# Task
The entries below need to be written out exactly, with no pictures included.

# Data for this task
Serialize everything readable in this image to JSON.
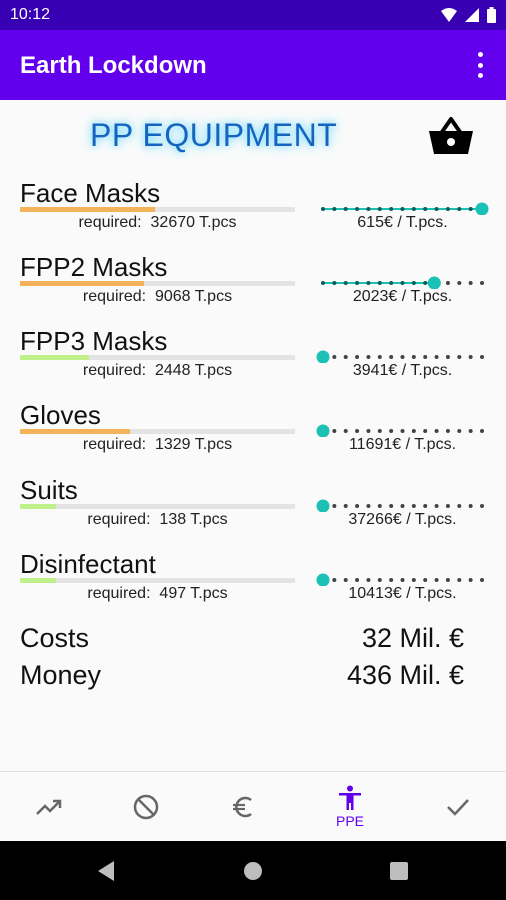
{
  "status_bar": {
    "time": "10:12"
  },
  "app_bar": {
    "title": "Earth Lockdown"
  },
  "page": {
    "heading": "PP EQUIPMENT"
  },
  "colors": {
    "accent": "#6200ee",
    "slider": "#1ac1b4",
    "bar_orange": "#f4b35a",
    "bar_green": "#bff08a"
  },
  "items": [
    {
      "name": "Face Masks",
      "required_label": "required:",
      "required_value": "32670 T.pcs",
      "price": "615€ / T.pcs.",
      "required_fraction": 0.49,
      "bar_color": "#f4b35a",
      "slider_fraction": 1.0
    },
    {
      "name": "FPP2 Masks",
      "required_label": "required:",
      "required_value": "9068 T.pcs",
      "price": "2023€ / T.pcs.",
      "required_fraction": 0.45,
      "bar_color": "#f4b35a",
      "slider_fraction": 0.7
    },
    {
      "name": "FPP3 Masks",
      "required_label": "required:",
      "required_value": "2448 T.pcs",
      "price": "3941€ / T.pcs.",
      "required_fraction": 0.25,
      "bar_color": "#bff08a",
      "slider_fraction": 0.0
    },
    {
      "name": "Gloves",
      "required_label": "required:",
      "required_value": "1329 T.pcs",
      "price": "11691€ / T.pcs.",
      "required_fraction": 0.4,
      "bar_color": "#f4b35a",
      "slider_fraction": 0.0
    },
    {
      "name": "Suits",
      "required_label": "required:",
      "required_value": "138 T.pcs",
      "price": "37266€ / T.pcs.",
      "required_fraction": 0.13,
      "bar_color": "#bff08a",
      "slider_fraction": 0.0
    },
    {
      "name": "Disinfectant",
      "required_label": "required:",
      "required_value": "497 T.pcs",
      "price": "10413€ / T.pcs.",
      "required_fraction": 0.13,
      "bar_color": "#bff08a",
      "slider_fraction": 0.0
    }
  ],
  "summary": {
    "costs_label": "Costs",
    "costs_value": "32 Mil. €",
    "money_label": "Money",
    "money_value": "436 Mil. €"
  },
  "bottom_nav": {
    "items": [
      {
        "icon": "trending-up-icon"
      },
      {
        "icon": "block-icon"
      },
      {
        "icon": "euro-icon"
      },
      {
        "icon": "accessibility-icon",
        "label": "PPE",
        "active": true
      },
      {
        "icon": "check-icon"
      }
    ]
  }
}
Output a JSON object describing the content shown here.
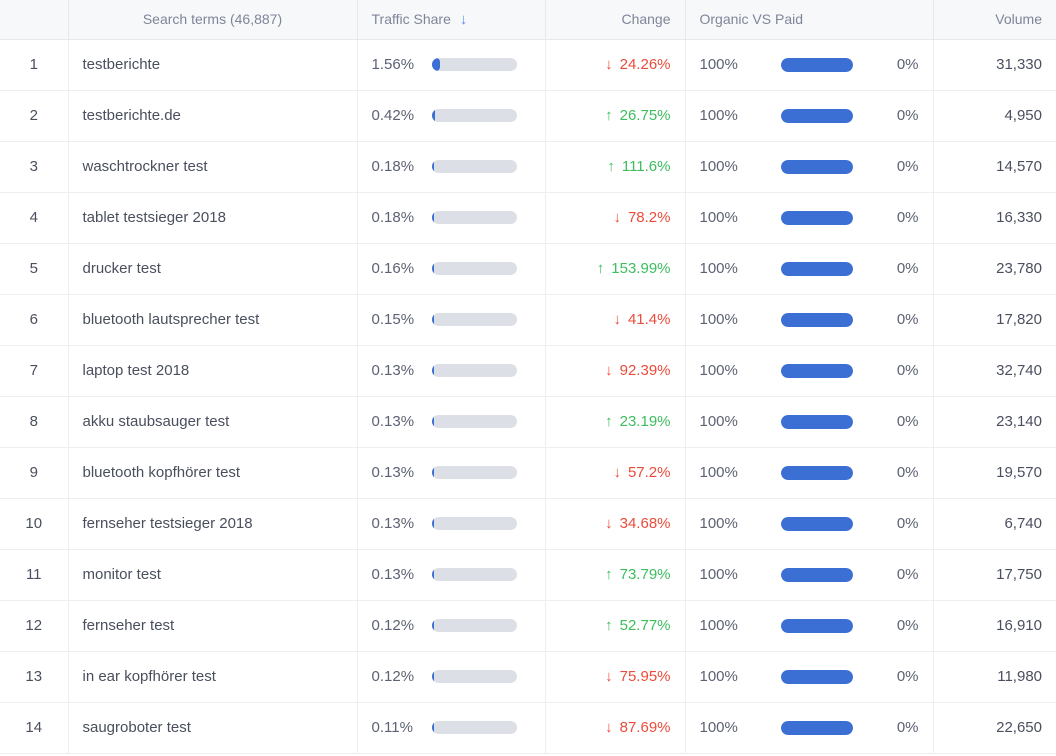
{
  "table": {
    "columns": [
      {
        "key": "rank",
        "label": "",
        "align": "center"
      },
      {
        "key": "term",
        "label": "Search terms (46,887)",
        "align": "center"
      },
      {
        "key": "share",
        "label": "Traffic Share",
        "align": "left",
        "sort_icon": "arrow-down-icon",
        "sort_glyph": "↓"
      },
      {
        "key": "change",
        "label": "Change",
        "align": "right"
      },
      {
        "key": "ovp",
        "label": "Organic VS Paid",
        "align": "left"
      },
      {
        "key": "volume",
        "label": "Volume",
        "align": "right"
      }
    ],
    "rows": [
      {
        "rank": "1",
        "term": "testberichte",
        "share": "1.56%",
        "share_pct": 1.56,
        "change": "24.26%",
        "change_dir": "down",
        "change_glyph": "↓",
        "organic": "100%",
        "paid": "0%",
        "organic_pct": 100,
        "volume": "31,330"
      },
      {
        "rank": "2",
        "term": "testberichte.de",
        "share": "0.42%",
        "share_pct": 0.42,
        "change": "26.75%",
        "change_dir": "up",
        "change_glyph": "↑",
        "organic": "100%",
        "paid": "0%",
        "organic_pct": 100,
        "volume": "4,950"
      },
      {
        "rank": "3",
        "term": "waschtrockner test",
        "share": "0.18%",
        "share_pct": 0.18,
        "change": "111.6%",
        "change_dir": "up",
        "change_glyph": "↑",
        "organic": "100%",
        "paid": "0%",
        "organic_pct": 100,
        "volume": "14,570"
      },
      {
        "rank": "4",
        "term": "tablet testsieger 2018",
        "share": "0.18%",
        "share_pct": 0.18,
        "change": "78.2%",
        "change_dir": "down",
        "change_glyph": "↓",
        "organic": "100%",
        "paid": "0%",
        "organic_pct": 100,
        "volume": "16,330"
      },
      {
        "rank": "5",
        "term": "drucker test",
        "share": "0.16%",
        "share_pct": 0.16,
        "change": "153.99%",
        "change_dir": "up",
        "change_glyph": "↑",
        "organic": "100%",
        "paid": "0%",
        "organic_pct": 100,
        "volume": "23,780"
      },
      {
        "rank": "6",
        "term": "bluetooth lautsprecher test",
        "share": "0.15%",
        "share_pct": 0.15,
        "change": "41.4%",
        "change_dir": "down",
        "change_glyph": "↓",
        "organic": "100%",
        "paid": "0%",
        "organic_pct": 100,
        "volume": "17,820"
      },
      {
        "rank": "7",
        "term": "laptop test 2018",
        "share": "0.13%",
        "share_pct": 0.13,
        "change": "92.39%",
        "change_dir": "down",
        "change_glyph": "↓",
        "organic": "100%",
        "paid": "0%",
        "organic_pct": 100,
        "volume": "32,740"
      },
      {
        "rank": "8",
        "term": "akku staubsauger test",
        "share": "0.13%",
        "share_pct": 0.13,
        "change": "23.19%",
        "change_dir": "up",
        "change_glyph": "↑",
        "organic": "100%",
        "paid": "0%",
        "organic_pct": 100,
        "volume": "23,140"
      },
      {
        "rank": "9",
        "term": "bluetooth kopfhörer test",
        "share": "0.13%",
        "share_pct": 0.13,
        "change": "57.2%",
        "change_dir": "down",
        "change_glyph": "↓",
        "organic": "100%",
        "paid": "0%",
        "organic_pct": 100,
        "volume": "19,570"
      },
      {
        "rank": "10",
        "term": "fernseher testsieger 2018",
        "share": "0.13%",
        "share_pct": 0.13,
        "change": "34.68%",
        "change_dir": "down",
        "change_glyph": "↓",
        "organic": "100%",
        "paid": "0%",
        "organic_pct": 100,
        "volume": "6,740"
      },
      {
        "rank": "11",
        "term": "monitor test",
        "share": "0.13%",
        "share_pct": 0.13,
        "change": "73.79%",
        "change_dir": "up",
        "change_glyph": "↑",
        "organic": "100%",
        "paid": "0%",
        "organic_pct": 100,
        "volume": "17,750"
      },
      {
        "rank": "12",
        "term": "fernseher test",
        "share": "0.12%",
        "share_pct": 0.12,
        "change": "52.77%",
        "change_dir": "up",
        "change_glyph": "↑",
        "organic": "100%",
        "paid": "0%",
        "organic_pct": 100,
        "volume": "16,910"
      },
      {
        "rank": "13",
        "term": "in ear kopfhörer test",
        "share": "0.12%",
        "share_pct": 0.12,
        "change": "75.95%",
        "change_dir": "down",
        "change_glyph": "↓",
        "organic": "100%",
        "paid": "0%",
        "organic_pct": 100,
        "volume": "11,980"
      },
      {
        "rank": "14",
        "term": "saugroboter test",
        "share": "0.11%",
        "share_pct": 0.11,
        "change": "87.69%",
        "change_dir": "down",
        "change_glyph": "↓",
        "organic": "100%",
        "paid": "0%",
        "organic_pct": 100,
        "volume": "22,650"
      }
    ]
  },
  "colors": {
    "accent": "#3b6fd4",
    "sort_arrow": "#5b8def",
    "increase": "#3dbd5e",
    "decrease": "#ea4c3b",
    "header_bg": "#f7f8f9",
    "header_text": "#7f8599",
    "bar_track": "#dcdfe6"
  }
}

# Exercise answer
Serialize everything readable in this image to JSON.
{
  "status_bar": {
    "time": "10:12"
  },
  "app_bar": {
    "title": "Earth Lockdown"
  },
  "page": {
    "heading": "PP EQUIPMENT"
  },
  "colors": {
    "accent": "#6200ee",
    "slider": "#1ac1b4",
    "bar_orange": "#f4b35a",
    "bar_green": "#bff08a"
  },
  "items": [
    {
      "name": "Face Masks",
      "required_label": "required:",
      "required_value": "32670 T.pcs",
      "price": "615€ / T.pcs.",
      "required_fraction": 0.49,
      "bar_color": "#f4b35a",
      "slider_fraction": 1.0
    },
    {
      "name": "FPP2 Masks",
      "required_label": "required:",
      "required_value": "9068 T.pcs",
      "price": "2023€ / T.pcs.",
      "required_fraction": 0.45,
      "bar_color": "#f4b35a",
      "slider_fraction": 0.7
    },
    {
      "name": "FPP3 Masks",
      "required_label": "required:",
      "required_value": "2448 T.pcs",
      "price": "3941€ / T.pcs.",
      "required_fraction": 0.25,
      "bar_color": "#bff08a",
      "slider_fraction": 0.0
    },
    {
      "name": "Gloves",
      "required_label": "required:",
      "required_value": "1329 T.pcs",
      "price": "11691€ / T.pcs.",
      "required_fraction": 0.4,
      "bar_color": "#f4b35a",
      "slider_fraction": 0.0
    },
    {
      "name": "Suits",
      "required_label": "required:",
      "required_value": "138 T.pcs",
      "price": "37266€ / T.pcs.",
      "required_fraction": 0.13,
      "bar_color": "#bff08a",
      "slider_fraction": 0.0
    },
    {
      "name": "Disinfectant",
      "required_label": "required:",
      "required_value": "497 T.pcs",
      "price": "10413€ / T.pcs.",
      "required_fraction": 0.13,
      "bar_color": "#bff08a",
      "slider_fraction": 0.0
    }
  ],
  "summary": {
    "costs_label": "Costs",
    "costs_value": "32 Mil. €",
    "money_label": "Money",
    "money_value": "436 Mil. €"
  },
  "bottom_nav": {
    "items": [
      {
        "icon": "trending-up-icon"
      },
      {
        "icon": "block-icon"
      },
      {
        "icon": "euro-icon"
      },
      {
        "icon": "accessibility-icon",
        "label": "PPE",
        "active": true
      },
      {
        "icon": "check-icon"
      }
    ]
  }
}
Output a JSON object describing the content shown here.
{
  "table": {
    "columns": [
      {
        "key": "rank",
        "label": "",
        "align": "center"
      },
      {
        "key": "term",
        "label": "Search terms (46,887)",
        "align": "center"
      },
      {
        "key": "share",
        "label": "Traffic Share",
        "align": "left",
        "sort_icon": "arrow-down-icon",
        "sort_glyph": "↓"
      },
      {
        "key": "change",
        "label": "Change",
        "align": "right"
      },
      {
        "key": "ovp",
        "label": "Organic VS Paid",
        "align": "left"
      },
      {
        "key": "volume",
        "label": "Volume",
        "align": "right"
      }
    ],
    "rows": [
      {
        "rank": "1",
        "term": "testberichte",
        "share": "1.56%",
        "share_pct": 1.56,
        "change": "24.26%",
        "change_dir": "down",
        "change_glyph": "↓",
        "organic": "100%",
        "paid": "0%",
        "organic_pct": 100,
        "volume": "31,330"
      },
      {
        "rank": "2",
        "term": "testberichte.de",
        "share": "0.42%",
        "share_pct": 0.42,
        "change": "26.75%",
        "change_dir": "up",
        "change_glyph": "↑",
        "organic": "100%",
        "paid": "0%",
        "organic_pct": 100,
        "volume": "4,950"
      },
      {
        "rank": "3",
        "term": "waschtrockner test",
        "share": "0.18%",
        "share_pct": 0.18,
        "change": "111.6%",
        "change_dir": "up",
        "change_glyph": "↑",
        "organic": "100%",
        "paid": "0%",
        "organic_pct": 100,
        "volume": "14,570"
      },
      {
        "rank": "4",
        "term": "tablet testsieger 2018",
        "share": "0.18%",
        "share_pct": 0.18,
        "change": "78.2%",
        "change_dir": "down",
        "change_glyph": "↓",
        "organic": "100%",
        "paid": "0%",
        "organic_pct": 100,
        "volume": "16,330"
      },
      {
        "rank": "5",
        "term": "drucker test",
        "share": "0.16%",
        "share_pct": 0.16,
        "change": "153.99%",
        "change_dir": "up",
        "change_glyph": "↑",
        "organic": "100%",
        "paid": "0%",
        "organic_pct": 100,
        "volume": "23,780"
      },
      {
        "rank": "6",
        "term": "bluetooth lautsprecher test",
        "share": "0.15%",
        "share_pct": 0.15,
        "change": "41.4%",
        "change_dir": "down",
        "change_glyph": "↓",
        "organic": "100%",
        "paid": "0%",
        "organic_pct": 100,
        "volume": "17,820"
      },
      {
        "rank": "7",
        "term": "laptop test 2018",
        "share": "0.13%",
        "share_pct": 0.13,
        "change": "92.39%",
        "change_dir": "down",
        "change_glyph": "↓",
        "organic": "100%",
        "paid": "0%",
        "organic_pct": 100,
        "volume": "32,740"
      },
      {
        "rank": "8",
        "term": "akku staubsauger test",
        "share": "0.13%",
        "share_pct": 0.13,
        "change": "23.19%",
        "change_dir": "up",
        "change_glyph": "↑",
        "organic": "100%",
        "paid": "0%",
        "organic_pct": 100,
        "volume": "23,140"
      },
      {
        "rank": "9",
        "term": "bluetooth kopfhörer test",
        "share": "0.13%",
        "share_pct": 0.13,
        "change": "57.2%",
        "change_dir": "down",
        "change_glyph": "↓",
        "organic": "100%",
        "paid": "0%",
        "organic_pct": 100,
        "volume": "19,570"
      },
      {
        "rank": "10",
        "term": "fernseher testsieger 2018",
        "share": "0.13%",
        "share_pct": 0.13,
        "change": "34.68%",
        "change_dir": "down",
        "change_glyph": "↓",
        "organic": "100%",
        "paid": "0%",
        "organic_pct": 100,
        "volume": "6,740"
      },
      {
        "rank": "11",
        "term": "monitor test",
        "share": "0.13%",
        "share_pct": 0.13,
        "change": "73.79%",
        "change_dir": "up",
        "change_glyph": "↑",
        "organic": "100%",
        "paid": "0%",
        "organic_pct": 100,
        "volume": "17,750"
      },
      {
        "rank": "12",
        "term": "fernseher test",
        "share": "0.12%",
        "share_pct": 0.12,
        "change": "52.77%",
        "change_dir": "up",
        "change_glyph": "↑",
        "organic": "100%",
        "paid": "0%",
        "organic_pct": 100,
        "volume": "16,910"
      },
      {
        "rank": "13",
        "term": "in ear kopfhörer test",
        "share": "0.12%",
        "share_pct": 0.12,
        "change": "75.95%",
        "change_dir": "down",
        "change_glyph": "↓",
        "organic": "100%",
        "paid": "0%",
        "organic_pct": 100,
        "volume": "11,980"
      },
      {
        "rank": "14",
        "term": "saugroboter test",
        "share": "0.11%",
        "share_pct": 0.11,
        "change": "87.69%",
        "change_dir": "down",
        "change_glyph": "↓",
        "organic": "100%",
        "paid": "0%",
        "organic_pct": 100,
        "volume": "22,650"
      }
    ]
  },
  "colors": {
    "accent": "#3b6fd4",
    "sort_arrow": "#5b8def",
    "increase": "#3dbd5e",
    "decrease": "#ea4c3b",
    "header_bg": "#f7f8f9",
    "header_text": "#7f8599",
    "bar_track": "#dcdfe6"
  }
}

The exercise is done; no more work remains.